Written instruction: Extract every entry word for word. Skip the pictures.

::: Provided records

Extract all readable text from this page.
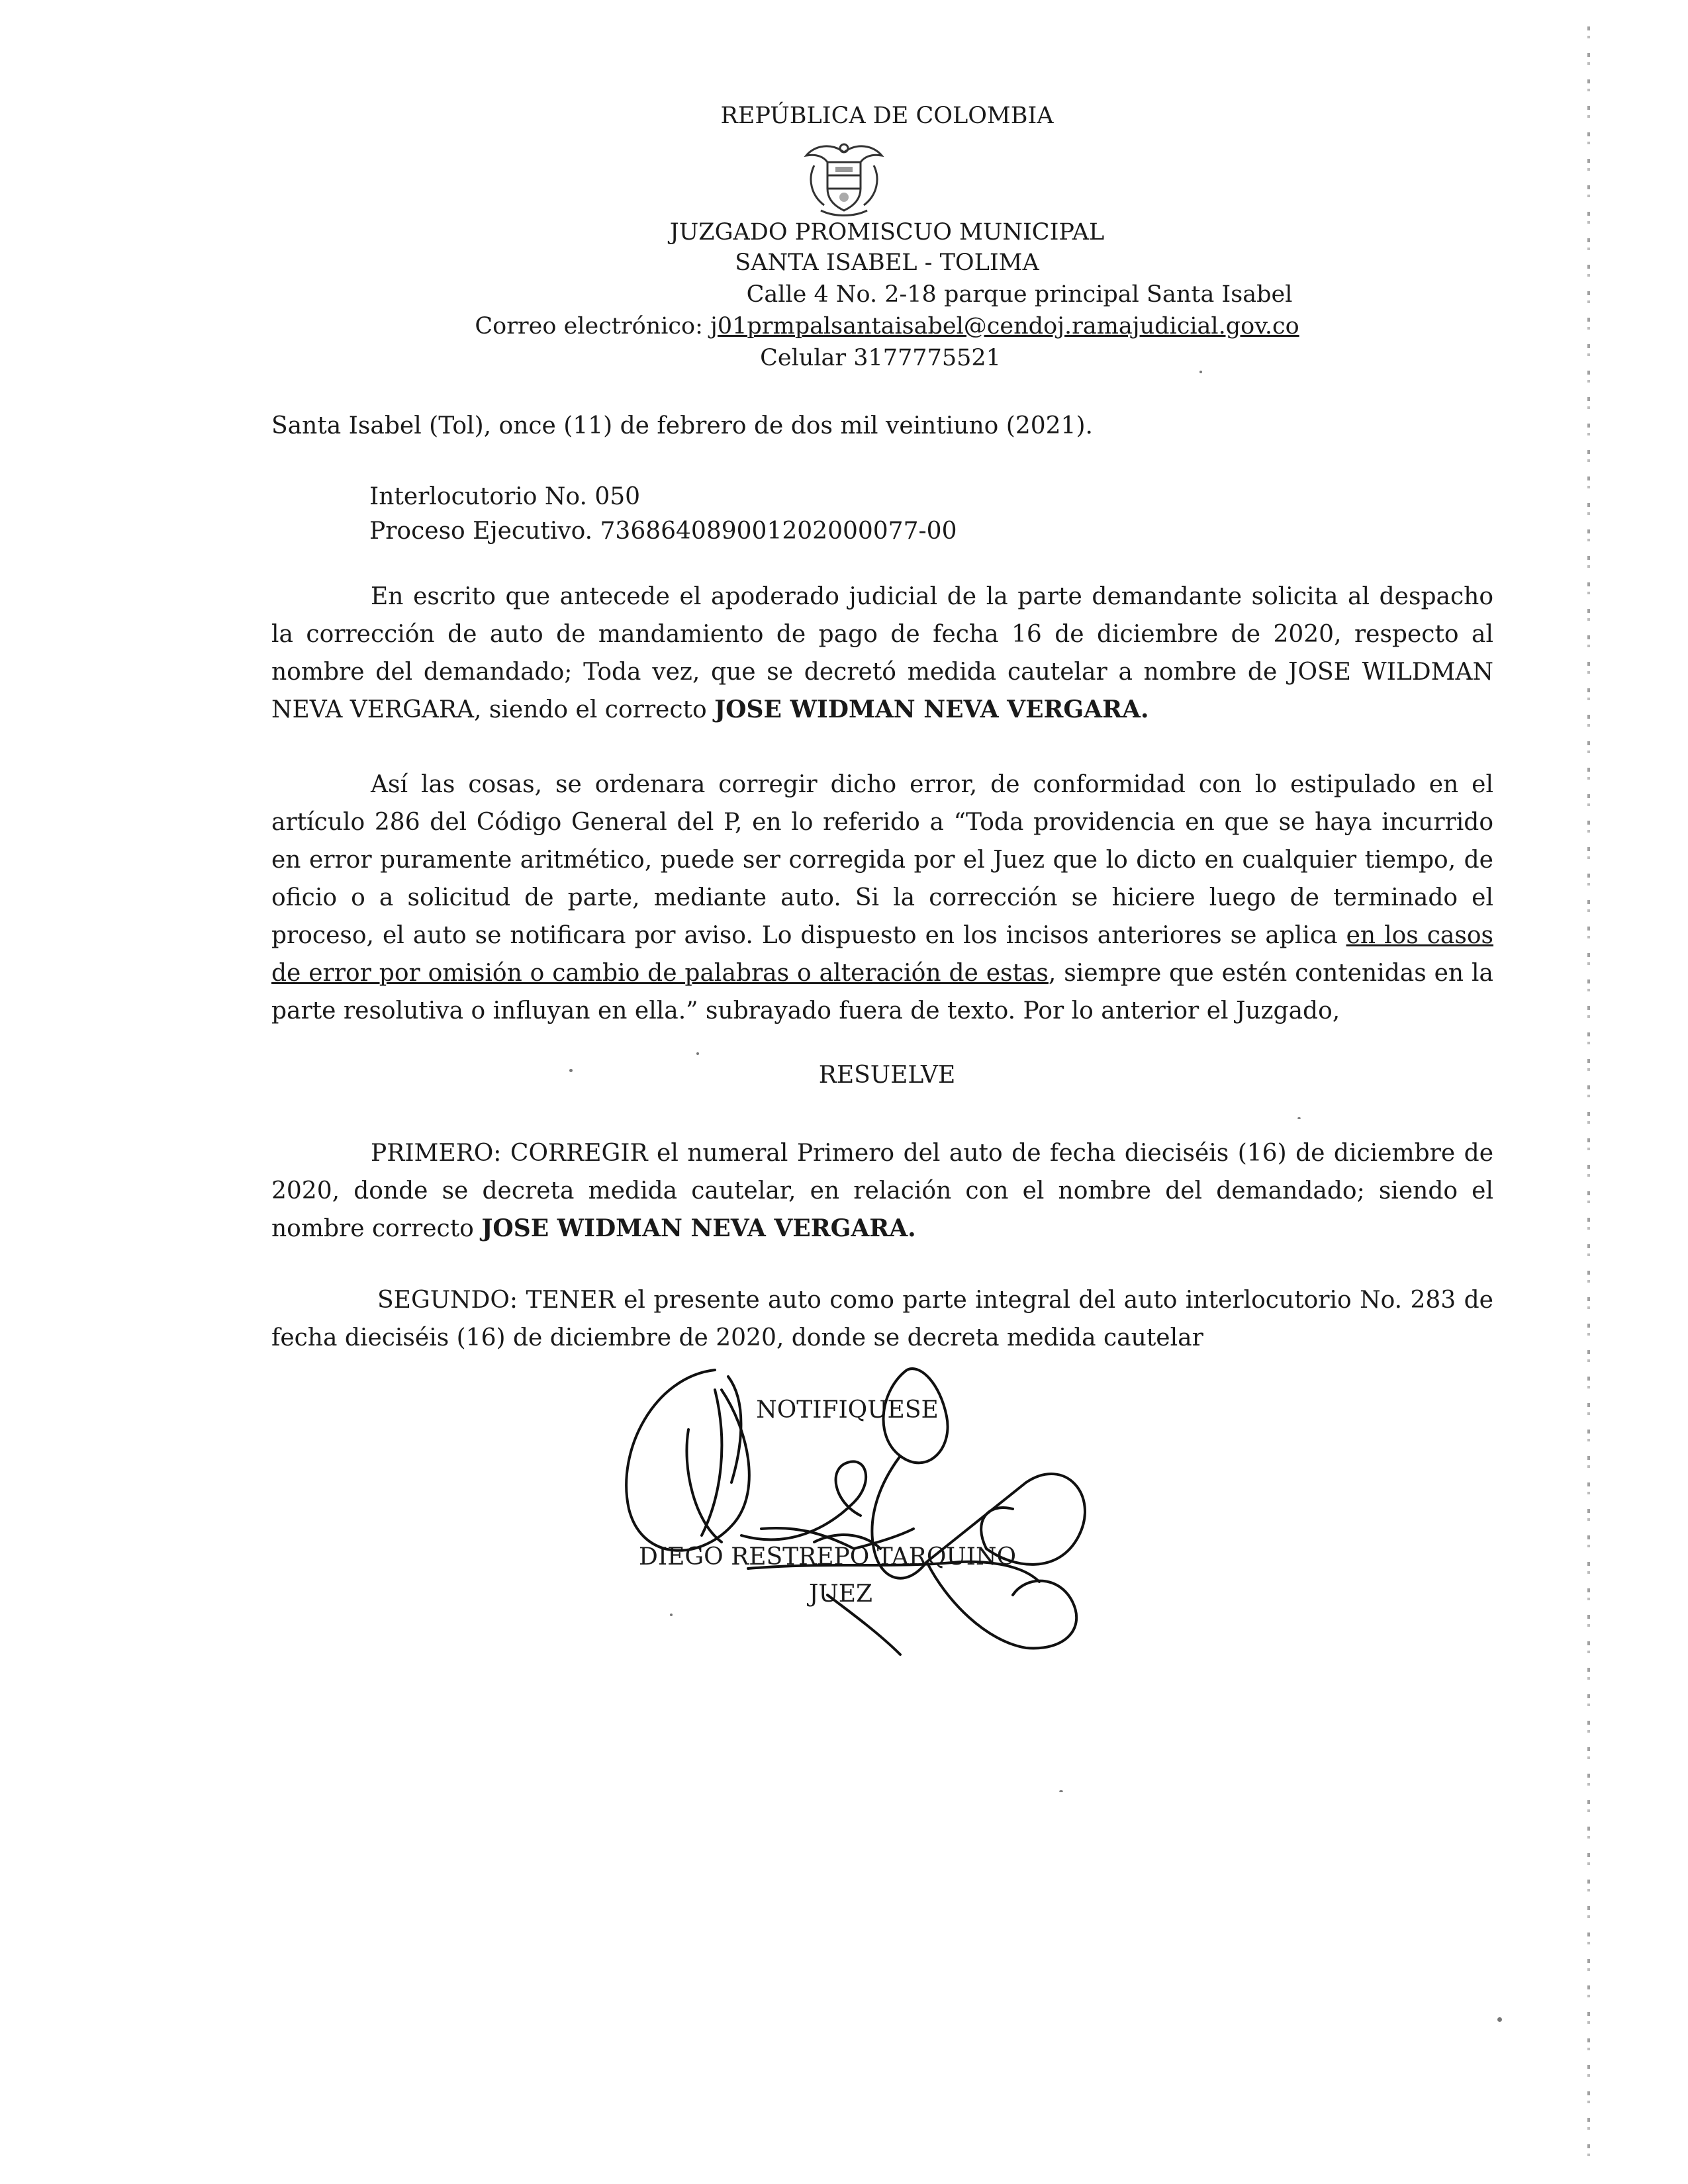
REPÚBLICA DE COLOMBIA
JUZGADO PROMISCUO MUNICIPAL
SANTA ISABEL - TOLIMA
Calle 4 No. 2-18 parque principal Santa Isabel
Correo electrónico: j01prmpalsantaisabel@cendoj.ramajudicial.gov.co
Celular 3177775521
Santa Isabel (Tol), once (11) de febrero de dos mil veintiuno (2021).
Interlocutorio No. 050
Proceso Ejecutivo. 736864089001202000077-00
En escrito que antecede el apoderado judicial de la parte demandante solicita al despacho la corrección de auto de mandamiento de pago de fecha 16 de diciembre de 2020, respecto al nombre del demandado; Toda vez, que se decretó medida cautelar a nombre de JOSE WILDMAN NEVA VERGARA, siendo el correcto JOSE WIDMAN NEVA VERGARA.
Así las cosas, se ordenara corregir dicho error, de conformidad con lo estipulado en el artículo 286 del Código General del P, en lo referido a “Toda providencia en que se haya incurrido en error puramente aritmético, puede ser corregida por el Juez que lo dicto en cualquier tiempo, de oficio o a solicitud de parte, mediante auto. Si la corrección se hiciere luego de terminado el proceso, el auto se notificara por aviso. Lo dispuesto en los incisos anteriores se aplica en los casos de error por omisión o cambio de palabras o alteración de estas, siempre que estén contenidas en la parte resolutiva o influyan en ella.” subrayado fuera de texto. Por lo anterior el Juzgado,
RESUELVE
PRIMERO: CORREGIR el numeral Primero del auto de fecha dieciséis (16) de diciembre de 2020, donde se decreta medida cautelar, en relación con el nombre del demandado; siendo el nombre correcto JOSE WIDMAN NEVA VERGARA.
SEGUNDO: TENER el presente auto como parte integral del auto interlocutorio No. 283 de fecha dieciséis (16) de diciembre de 2020, donde se decreta medida cautelar
NOTIFIQUESE
DIEGO RESTREPO TARQUINO
JUEZ
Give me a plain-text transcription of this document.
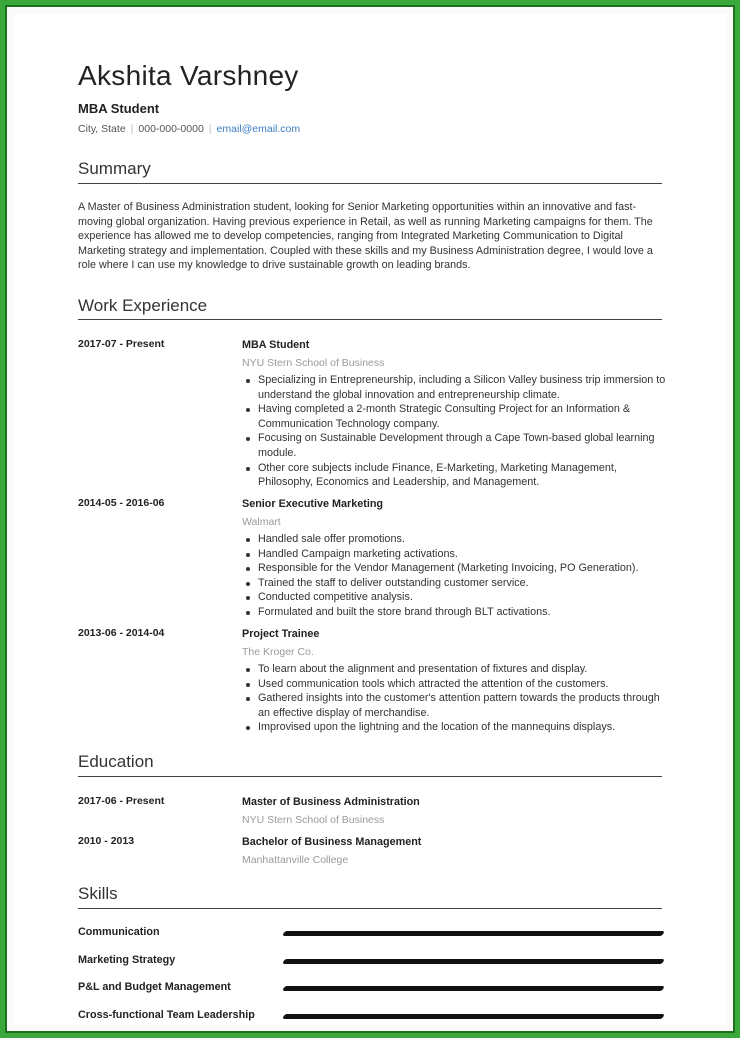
Akshita Varshney
MBA Student
City, State | 000-000-0000 | email@email.com
Summary
A Master of Business Administration student, looking for Senior Marketing opportunities within an innovative and fast-moving global organization. Having previous experience in Retail, as well as running Marketing campaigns for them. The experience has allowed me to develop competencies, ranging from Integrated Marketing Communication to Digital Marketing strategy and implementation. Coupled with these skills and my Business Administration degree, I would love a role where I can use my knowledge to drive sustainable growth on leading brands.
Work Experience
2017-07 - Present	MBA Student
NYU Stern School of Business
Specializing in Entrepreneurship, including a Silicon Valley business trip immersion to understand the global innovation and entrepreneurship climate.
Having completed a 2-month Strategic Consulting Project for an Information & Communication Technology company.
Focusing on Sustainable Development through a Cape Town-based global learning module.
Other core subjects include Finance, E-Marketing, Marketing Management, Philosophy, Economics and Leadership, and Management.
2014-05 - 2016-06	Senior Executive Marketing
Walmart
Handled sale offer promotions.
Handled Campaign marketing activations.
Responsible for the Vendor Management (Marketing Invoicing, PO Generation).
Trained the staff to deliver outstanding customer service.
Conducted competitive analysis.
Formulated and built the store brand through BLT activations.
2013-06 - 2014-04	Project Trainee
The Kroger Co.
To learn about the alignment and presentation of fixtures and display.
Used communication tools which attracted the attention of the customers.
Gathered insights into the customer's attention pattern towards the products through an effective display of merchandise.
Improvised upon the lightning and the location of the mannequins displays.
Education
2017-06 - Present	Master of Business Administration
NYU Stern School of Business
2010 - 2013	Bachelor of Business Management
Manhattanville College
Skills
Communication
Marketing Strategy
P&L and Budget Management
Cross-functional Team Leadership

::::::

Answer in full:
Extract all readable text from this page.
REPÚBLICA DE COLOMBIA
JUZGADO PROMISCUO MUNICIPAL
SANTA ISABEL - TOLIMA
Calle 4 No. 2-18 parque principal Santa Isabel
Correo electrónico: j01prmpalsantaisabel@cendoj.ramajudicial.gov.co
Celular 3177775521
Santa Isabel (Tol), once (11) de febrero de dos mil veintiuno (2021).
Interlocutorio No. 050
Proceso Ejecutivo. 736864089001202000077-00
En escrito que antecede el apoderado judicial de la parte demandante solicita al despacho la corrección de auto de mandamiento de pago de fecha 16 de diciembre de 2020, respecto al nombre del demandado; Toda vez, que se decretó medida cautelar a nombre de JOSE WILDMAN NEVA VERGARA, siendo el correcto JOSE WIDMAN NEVA VERGARA.
Así las cosas, se ordenara corregir dicho error, de conformidad con lo estipulado en el artículo 286 del Código General del P, en lo referido a “Toda providencia en que se haya incurrido en error puramente aritmético, puede ser corregida por el Juez que lo dicto en cualquier tiempo, de oficio o a solicitud de parte, mediante auto. Si la corrección se hiciere luego de terminado el proceso, el auto se notificara por aviso. Lo dispuesto en los incisos anteriores se aplica en los casos de error por omisión o cambio de palabras o alteración de estas, siempre que estén contenidas en la parte resolutiva o influyan en ella.” subrayado fuera de texto. Por lo anterior el Juzgado,
RESUELVE
PRIMERO: CORREGIR el numeral Primero del auto de fecha dieciséis (16) de diciembre de 2020, donde se decreta medida cautelar, en relación con el nombre del demandado; siendo el nombre correcto JOSE WIDMAN NEVA VERGARA.
SEGUNDO: TENER el presente auto como parte integral del auto interlocutorio No. 283 de fecha dieciséis (16) de diciembre de 2020, donde se decreta medida cautelar
NOTIFIQUESE
DIEGO RESTREPO TARQUINO
JUEZ
Give me a plain-text transcription of this document.
Akshita Varshney
MBA Student
City, State | 000-000-0000 | email@email.com
Summary
A Master of Business Administration student, looking for Senior Marketing opportunities within an innovative and fast-moving global organization. Having previous experience in Retail, as well as running Marketing campaigns for them. The experience has allowed me to develop competencies, ranging from Integrated Marketing Communication to Digital Marketing strategy and implementation. Coupled with these skills and my Business Administration degree, I would love a role where I can use my knowledge to drive sustainable growth on leading brands.
Work Experience
2017-07 - Present	MBA Student
NYU Stern School of Business
Specializing in Entrepreneurship, including a Silicon Valley business trip immersion to understand the global innovation and entrepreneurship climate.
Having completed a 2-month Strategic Consulting Project for an Information & Communication Technology company.
Focusing on Sustainable Development through a Cape Town-based global learning module.
Other core subjects include Finance, E-Marketing, Marketing Management, Philosophy, Economics and Leadership, and Management.
2014-05 - 2016-06	Senior Executive Marketing
Walmart
Handled sale offer promotions.
Handled Campaign marketing activations.
Responsible for the Vendor Management (Marketing Invoicing, PO Generation).
Trained the staff to deliver outstanding customer service.
Conducted competitive analysis.
Formulated and built the store brand through BLT activations.
2013-06 - 2014-04	Project Trainee
The Kroger Co.
To learn about the alignment and presentation of fixtures and display.
Used communication tools which attracted the attention of the customers.
Gathered insights into the customer's attention pattern towards the products through an effective display of merchandise.
Improvised upon the lightning and the location of the mannequins displays.
Education
2017-06 - Present	Master of Business Administration
NYU Stern School of Business
2010 - 2013	Bachelor of Business Management
Manhattanville College
Skills
Communication
Marketing Strategy
P&L and Budget Management
Cross-functional Team Leadership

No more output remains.